SHORT PROBLEM :: Locate and copy each line in the data that contains the word "Jasiński".

Data records
# # # # #

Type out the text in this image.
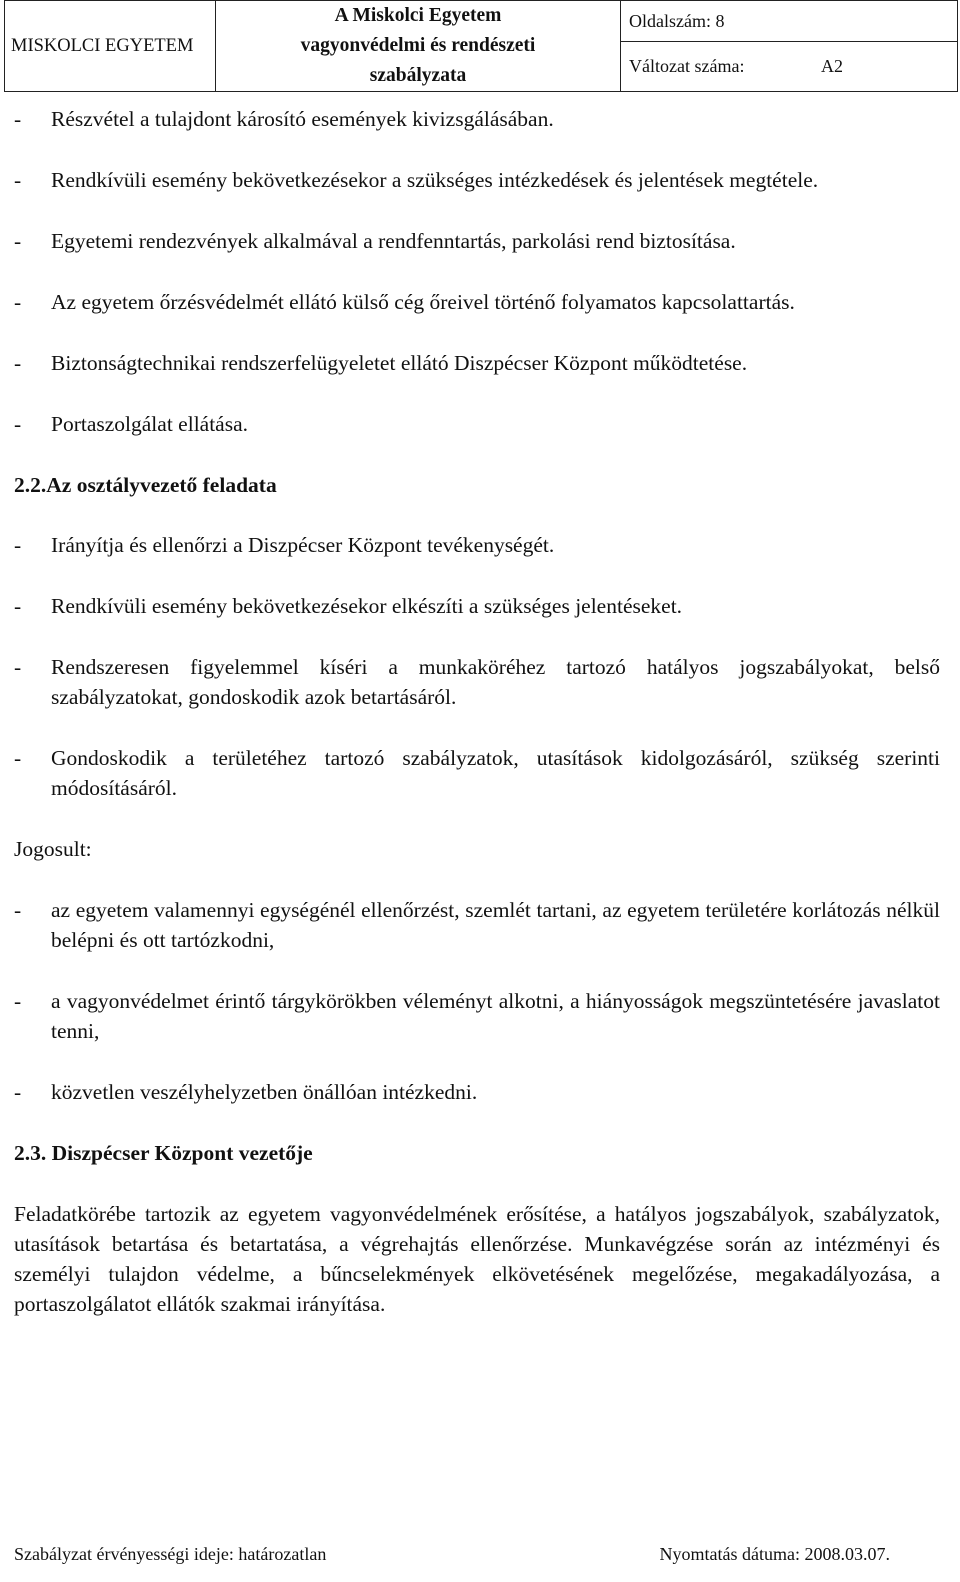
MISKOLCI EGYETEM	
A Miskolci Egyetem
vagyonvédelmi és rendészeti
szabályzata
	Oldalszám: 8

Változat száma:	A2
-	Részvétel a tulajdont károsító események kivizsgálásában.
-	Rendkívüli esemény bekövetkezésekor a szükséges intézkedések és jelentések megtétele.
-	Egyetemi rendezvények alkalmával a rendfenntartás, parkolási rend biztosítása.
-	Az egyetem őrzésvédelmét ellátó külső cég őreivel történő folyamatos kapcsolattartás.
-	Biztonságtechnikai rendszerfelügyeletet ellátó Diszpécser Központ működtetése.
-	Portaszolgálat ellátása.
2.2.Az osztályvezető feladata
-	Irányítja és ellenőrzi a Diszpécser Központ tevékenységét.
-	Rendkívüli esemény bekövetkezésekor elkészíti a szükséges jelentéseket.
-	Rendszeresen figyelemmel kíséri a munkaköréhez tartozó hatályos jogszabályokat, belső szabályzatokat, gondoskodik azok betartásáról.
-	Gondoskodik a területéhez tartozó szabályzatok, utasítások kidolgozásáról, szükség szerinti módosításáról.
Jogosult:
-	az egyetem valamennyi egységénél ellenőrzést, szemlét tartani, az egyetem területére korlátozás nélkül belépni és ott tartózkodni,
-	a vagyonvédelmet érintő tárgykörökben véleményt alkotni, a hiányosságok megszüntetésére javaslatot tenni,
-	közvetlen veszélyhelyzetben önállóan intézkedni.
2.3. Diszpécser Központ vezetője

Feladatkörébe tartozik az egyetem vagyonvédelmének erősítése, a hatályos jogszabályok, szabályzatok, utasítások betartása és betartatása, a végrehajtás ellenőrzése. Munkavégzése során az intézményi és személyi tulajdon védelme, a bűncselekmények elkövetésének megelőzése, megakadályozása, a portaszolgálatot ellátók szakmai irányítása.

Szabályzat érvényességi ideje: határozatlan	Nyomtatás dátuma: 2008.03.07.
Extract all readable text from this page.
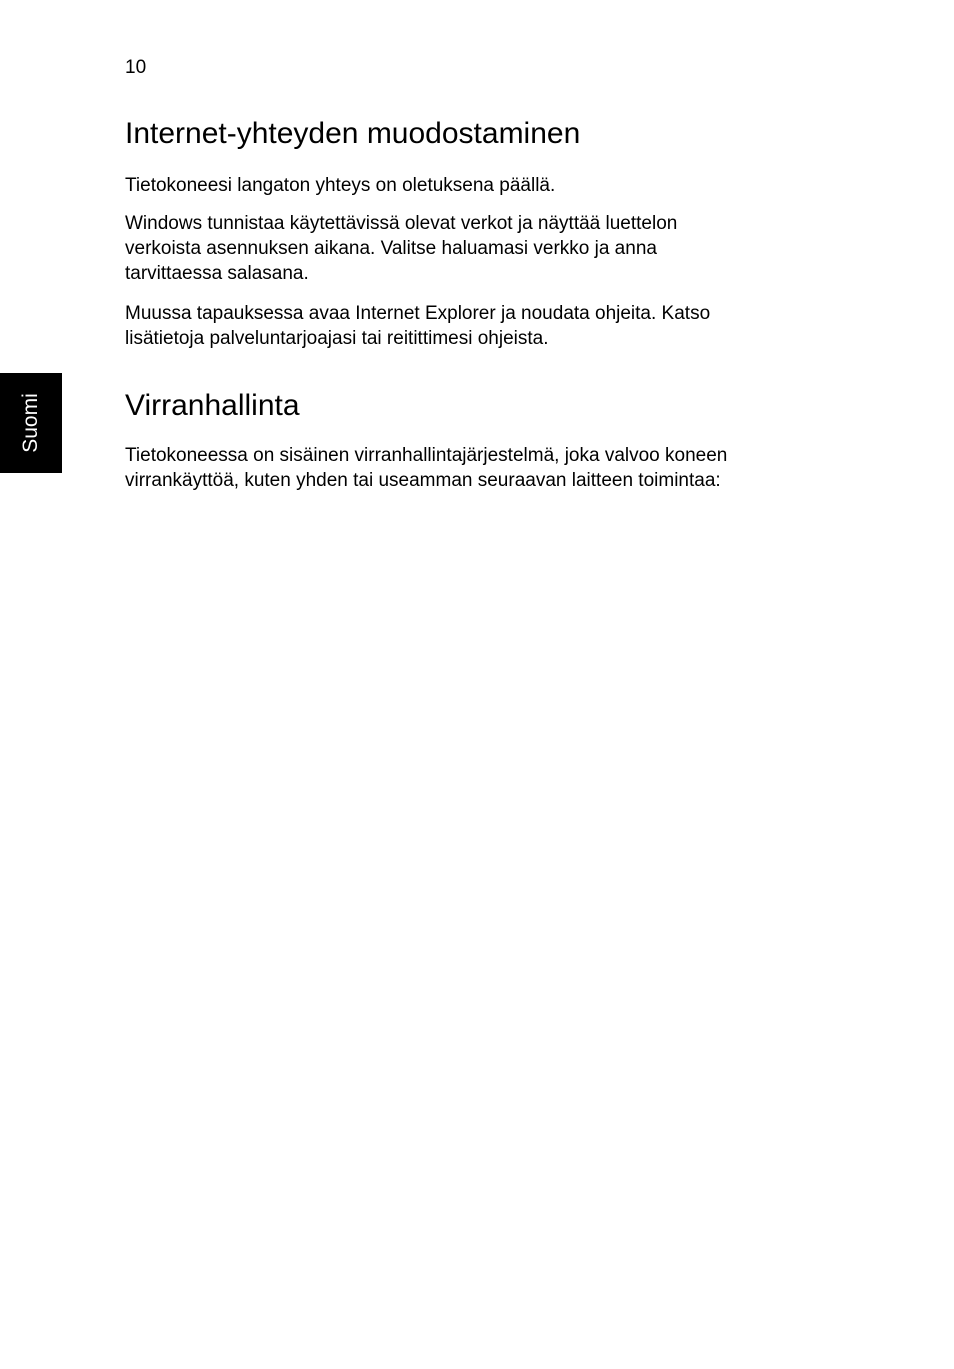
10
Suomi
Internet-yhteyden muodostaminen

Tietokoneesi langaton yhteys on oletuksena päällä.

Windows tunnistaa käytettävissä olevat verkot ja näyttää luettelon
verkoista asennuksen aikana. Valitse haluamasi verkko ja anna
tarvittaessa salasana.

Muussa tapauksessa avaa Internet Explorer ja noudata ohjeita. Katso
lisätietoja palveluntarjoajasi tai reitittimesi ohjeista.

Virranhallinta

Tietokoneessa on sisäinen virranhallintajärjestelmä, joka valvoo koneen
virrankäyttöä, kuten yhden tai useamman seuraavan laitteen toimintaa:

# # # # #

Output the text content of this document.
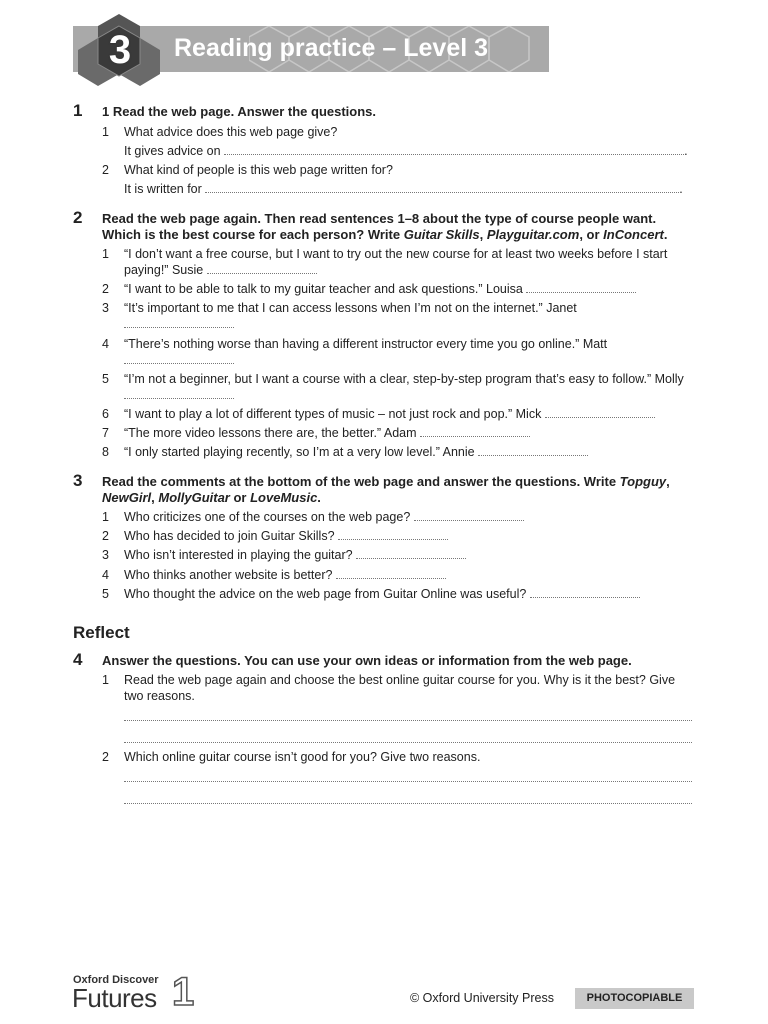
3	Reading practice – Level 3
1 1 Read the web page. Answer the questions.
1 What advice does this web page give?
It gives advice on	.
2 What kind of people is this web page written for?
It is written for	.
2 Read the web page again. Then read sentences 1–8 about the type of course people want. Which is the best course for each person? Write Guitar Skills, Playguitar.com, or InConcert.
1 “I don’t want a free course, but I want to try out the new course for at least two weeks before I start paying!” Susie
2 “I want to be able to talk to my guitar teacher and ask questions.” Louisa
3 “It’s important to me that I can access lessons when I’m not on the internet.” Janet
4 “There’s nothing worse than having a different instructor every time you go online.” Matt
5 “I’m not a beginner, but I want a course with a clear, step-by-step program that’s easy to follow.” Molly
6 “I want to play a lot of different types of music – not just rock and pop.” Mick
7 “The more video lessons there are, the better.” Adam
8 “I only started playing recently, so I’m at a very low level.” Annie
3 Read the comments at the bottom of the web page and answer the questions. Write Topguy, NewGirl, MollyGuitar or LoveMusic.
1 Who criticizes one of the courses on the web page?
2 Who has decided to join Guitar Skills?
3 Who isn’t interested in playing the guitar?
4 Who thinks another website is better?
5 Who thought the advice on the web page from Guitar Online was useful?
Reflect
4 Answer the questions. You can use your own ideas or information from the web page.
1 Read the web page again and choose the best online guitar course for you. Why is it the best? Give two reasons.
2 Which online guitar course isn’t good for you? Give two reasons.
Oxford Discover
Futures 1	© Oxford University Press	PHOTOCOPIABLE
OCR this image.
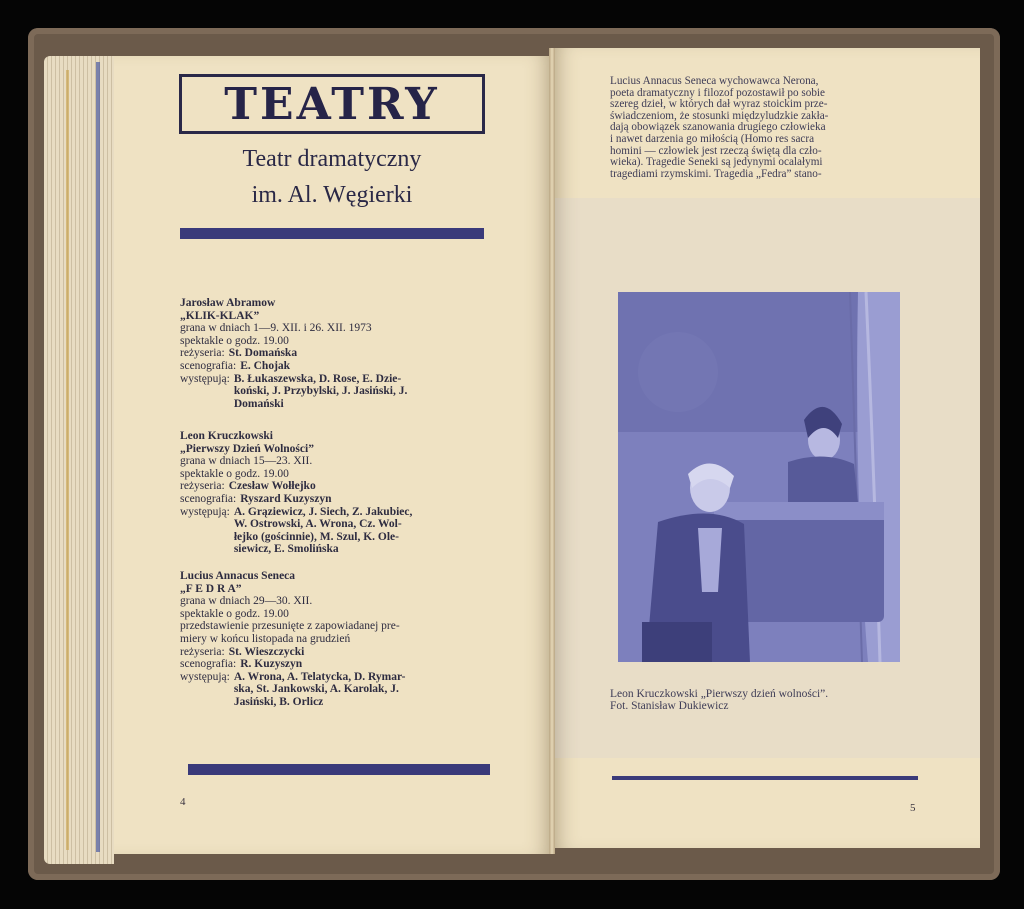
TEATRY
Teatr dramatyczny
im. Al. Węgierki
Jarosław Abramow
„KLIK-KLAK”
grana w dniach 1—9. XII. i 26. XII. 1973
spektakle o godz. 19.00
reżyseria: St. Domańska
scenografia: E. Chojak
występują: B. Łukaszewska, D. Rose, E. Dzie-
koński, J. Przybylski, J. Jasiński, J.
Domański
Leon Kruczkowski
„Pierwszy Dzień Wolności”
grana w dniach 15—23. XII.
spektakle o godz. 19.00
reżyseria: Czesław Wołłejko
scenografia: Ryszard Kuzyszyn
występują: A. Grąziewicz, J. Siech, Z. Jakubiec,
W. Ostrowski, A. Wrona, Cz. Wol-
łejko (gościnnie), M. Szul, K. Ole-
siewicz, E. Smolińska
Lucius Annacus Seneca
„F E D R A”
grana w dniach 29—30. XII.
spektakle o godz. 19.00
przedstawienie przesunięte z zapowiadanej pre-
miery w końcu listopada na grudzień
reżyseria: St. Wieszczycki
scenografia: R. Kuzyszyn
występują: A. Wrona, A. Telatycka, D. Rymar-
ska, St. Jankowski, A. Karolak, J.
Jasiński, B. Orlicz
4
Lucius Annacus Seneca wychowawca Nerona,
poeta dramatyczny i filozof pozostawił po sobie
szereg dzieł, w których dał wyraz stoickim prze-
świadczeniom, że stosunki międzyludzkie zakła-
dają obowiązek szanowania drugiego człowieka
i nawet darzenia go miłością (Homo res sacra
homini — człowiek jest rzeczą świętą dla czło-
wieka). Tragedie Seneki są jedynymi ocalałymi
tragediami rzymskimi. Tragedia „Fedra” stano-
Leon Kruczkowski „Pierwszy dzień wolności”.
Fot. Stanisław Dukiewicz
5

# # # # #

OUTPUT OF THE EXERCISE ::
koński, J. Przybylski, J. Jasiński, J.
Jasiński, B. Orlicz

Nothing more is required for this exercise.